* Given request
Omit the pictures, then write out every entry exactly as it reads.

* Material
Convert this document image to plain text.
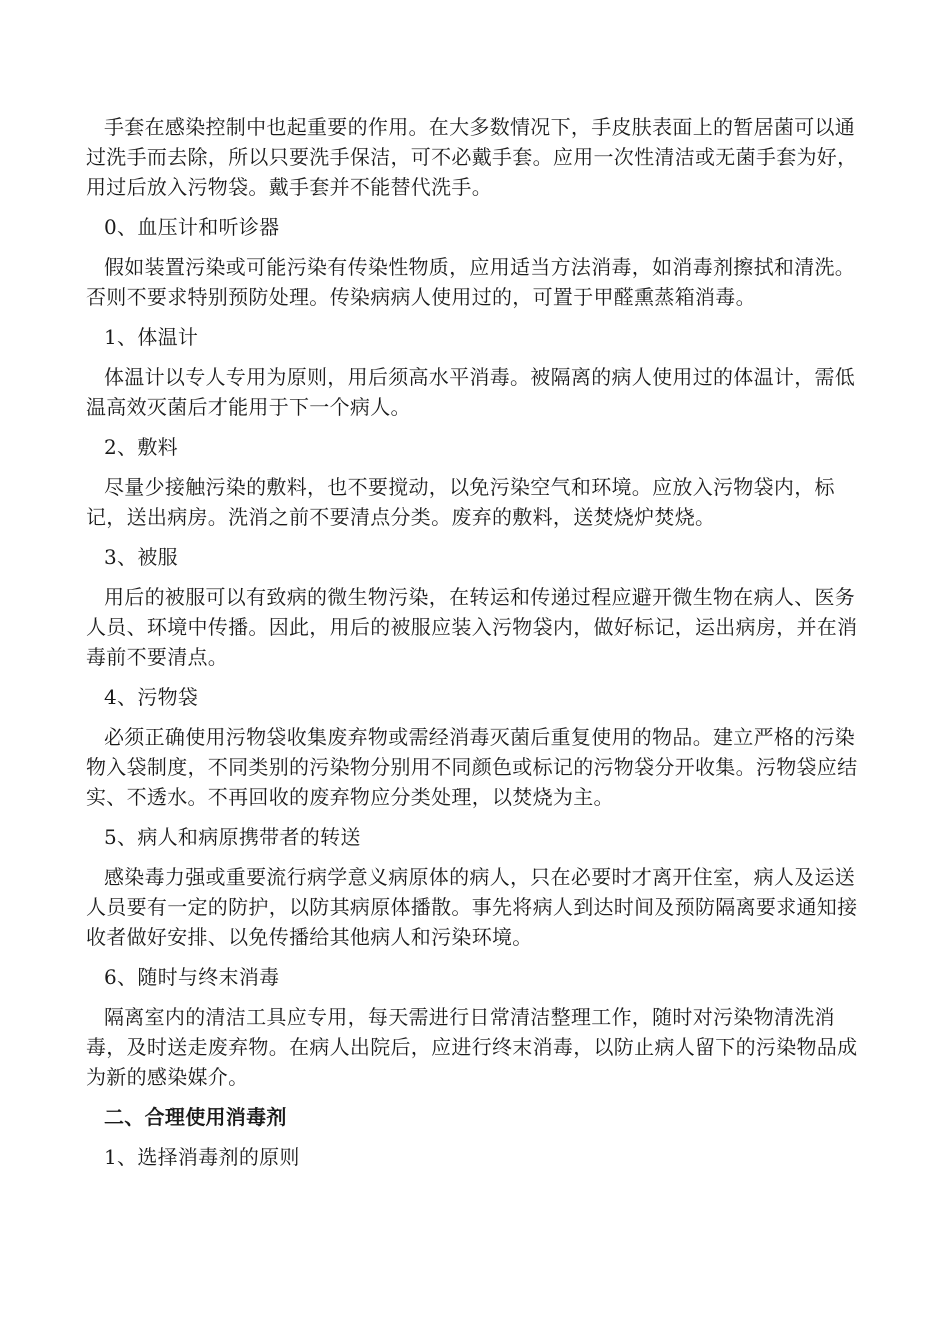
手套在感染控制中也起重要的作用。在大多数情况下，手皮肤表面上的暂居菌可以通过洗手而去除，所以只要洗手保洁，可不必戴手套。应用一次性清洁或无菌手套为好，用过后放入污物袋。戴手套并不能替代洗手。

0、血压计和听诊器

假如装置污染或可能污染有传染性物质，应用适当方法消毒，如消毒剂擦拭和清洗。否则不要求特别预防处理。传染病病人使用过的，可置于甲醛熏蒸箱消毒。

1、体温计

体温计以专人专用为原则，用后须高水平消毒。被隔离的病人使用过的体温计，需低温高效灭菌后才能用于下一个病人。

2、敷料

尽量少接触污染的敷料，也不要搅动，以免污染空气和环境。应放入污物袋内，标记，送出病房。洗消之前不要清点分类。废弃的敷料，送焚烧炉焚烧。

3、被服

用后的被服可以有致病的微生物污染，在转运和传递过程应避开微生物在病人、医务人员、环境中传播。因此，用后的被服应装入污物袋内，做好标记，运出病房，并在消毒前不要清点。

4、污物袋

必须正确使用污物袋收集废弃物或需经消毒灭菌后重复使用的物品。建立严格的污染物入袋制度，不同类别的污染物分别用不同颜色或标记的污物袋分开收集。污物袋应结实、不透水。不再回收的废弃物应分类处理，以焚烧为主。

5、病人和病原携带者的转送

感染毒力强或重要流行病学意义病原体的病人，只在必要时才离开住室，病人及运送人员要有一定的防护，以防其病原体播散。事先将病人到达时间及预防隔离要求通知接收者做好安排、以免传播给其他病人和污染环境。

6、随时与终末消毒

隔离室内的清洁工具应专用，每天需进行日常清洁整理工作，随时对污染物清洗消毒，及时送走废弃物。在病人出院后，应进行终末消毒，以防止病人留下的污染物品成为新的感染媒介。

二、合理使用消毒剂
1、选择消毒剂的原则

* Output of the exercise
Convert this document image to plain text.
手套在感染控制中也起重要的作用。在大多数情况下，手皮肤表面上的暂居菌可以通过洗手而去除，所以只要洗手保洁，可不必戴手套。应用一次性清洁或无菌手套为好，用过后放入污物袋。戴手套并不能替代洗手。

0、血压计和听诊器

假如装置污染或可能污染有传染性物质，应用适当方法消毒，如消毒剂擦拭和清洗。否则不要求特别预防处理。传染病病人使用过的，可置于甲醛熏蒸箱消毒。

1、体温计

体温计以专人专用为原则，用后须高水平消毒。被隔离的病人使用过的体温计，需低温高效灭菌后才能用于下一个病人。

2、敷料

尽量少接触污染的敷料，也不要搅动，以免污染空气和环境。应放入污物袋内，标记，送出病房。洗消之前不要清点分类。废弃的敷料，送焚烧炉焚烧。

3、被服

用后的被服可以有致病的微生物污染，在转运和传递过程应避开微生物在病人、医务人员、环境中传播。因此，用后的被服应装入污物袋内，做好标记，运出病房，并在消毒前不要清点。

4、污物袋

必须正确使用污物袋收集废弃物或需经消毒灭菌后重复使用的物品。建立严格的污染物入袋制度，不同类别的污染物分别用不同颜色或标记的污物袋分开收集。污物袋应结实、不透水。不再回收的废弃物应分类处理，以焚烧为主。

5、病人和病原携带者的转送

感染毒力强或重要流行病学意义病原体的病人，只在必要时才离开住室，病人及运送人员要有一定的防护，以防其病原体播散。事先将病人到达时间及预防隔离要求通知接收者做好安排、以免传播给其他病人和污染环境。

6、随时与终末消毒

隔离室内的清洁工具应专用，每天需进行日常清洁整理工作，随时对污染物清洗消毒，及时送走废弃物。在病人出院后，应进行终末消毒，以防止病人留下的污染物品成为新的感染媒介。

二、合理使用消毒剂
1、选择消毒剂的原则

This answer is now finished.